* **WHAT TO WORK ON**
Give every entry again, word for word and in full.

-- Begin INFORMATION PROVIDED --

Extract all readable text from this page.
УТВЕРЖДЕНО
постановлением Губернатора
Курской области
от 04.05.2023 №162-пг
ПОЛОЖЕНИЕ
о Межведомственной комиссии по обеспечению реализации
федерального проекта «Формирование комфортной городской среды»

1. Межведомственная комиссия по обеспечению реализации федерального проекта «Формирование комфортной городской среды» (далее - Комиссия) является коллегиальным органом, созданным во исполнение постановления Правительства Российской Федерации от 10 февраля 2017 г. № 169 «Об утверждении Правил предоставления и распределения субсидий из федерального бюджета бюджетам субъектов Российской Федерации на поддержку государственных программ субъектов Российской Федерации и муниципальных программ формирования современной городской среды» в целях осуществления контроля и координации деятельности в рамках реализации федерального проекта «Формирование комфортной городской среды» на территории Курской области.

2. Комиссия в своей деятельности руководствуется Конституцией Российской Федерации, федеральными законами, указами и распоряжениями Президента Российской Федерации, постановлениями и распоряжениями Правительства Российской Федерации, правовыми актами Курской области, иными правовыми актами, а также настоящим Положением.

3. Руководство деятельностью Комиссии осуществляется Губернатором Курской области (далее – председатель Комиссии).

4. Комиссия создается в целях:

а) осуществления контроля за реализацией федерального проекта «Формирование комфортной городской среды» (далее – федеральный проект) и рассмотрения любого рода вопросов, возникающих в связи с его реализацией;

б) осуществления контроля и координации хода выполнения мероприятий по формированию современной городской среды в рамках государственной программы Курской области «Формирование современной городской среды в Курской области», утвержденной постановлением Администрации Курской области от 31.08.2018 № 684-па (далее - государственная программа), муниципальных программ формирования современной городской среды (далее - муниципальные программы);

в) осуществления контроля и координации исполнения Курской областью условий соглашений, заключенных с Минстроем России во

-- End INFORMATION PROVIDED --

* **FINISHED TASK**
Extract all readable text from this page.
УТВЕРЖДЕНО
постановлением Губернатора
Курской области
от 04.05.2023 №162-пг
ПОЛОЖЕНИЕ
о Межведомственной комиссии по обеспечению реализации
федерального проекта «Формирование комфортной городской среды»

1. Межведомственная комиссия по обеспечению реализации федерального проекта «Формирование комфортной городской среды» (далее - Комиссия) является коллегиальным органом, созданным во исполнение постановления Правительства Российской Федерации от 10 февраля 2017 г. № 169 «Об утверждении Правил предоставления и распределения субсидий из федерального бюджета бюджетам субъектов Российской Федерации на поддержку государственных программ субъектов Российской Федерации и муниципальных программ формирования современной городской среды» в целях осуществления контроля и координации деятельности в рамках реализации федерального проекта «Формирование комфортной городской среды» на территории Курской области.

2. Комиссия в своей деятельности руководствуется Конституцией Российской Федерации, федеральными законами, указами и распоряжениями Президента Российской Федерации, постановлениями и распоряжениями Правительства Российской Федерации, правовыми актами Курской области, иными правовыми актами, а также настоящим Положением.

3. Руководство деятельностью Комиссии осуществляется Губернатором Курской области (далее – председатель Комиссии).

4. Комиссия создается в целях:

а) осуществления контроля за реализацией федерального проекта «Формирование комфортной городской среды» (далее – федеральный проект) и рассмотрения любого рода вопросов, возникающих в связи с его реализацией;

б) осуществления контроля и координации хода выполнения мероприятий по формированию современной городской среды в рамках государственной программы Курской области «Формирование современной городской среды в Курской области», утвержденной постановлением Администрации Курской области от 31.08.2018 № 684-па (далее - государственная программа), муниципальных программ формирования современной городской среды (далее - муниципальные программы);

в) осуществления контроля и координации исполнения Курской областью условий соглашений, заключенных с Минстроем России во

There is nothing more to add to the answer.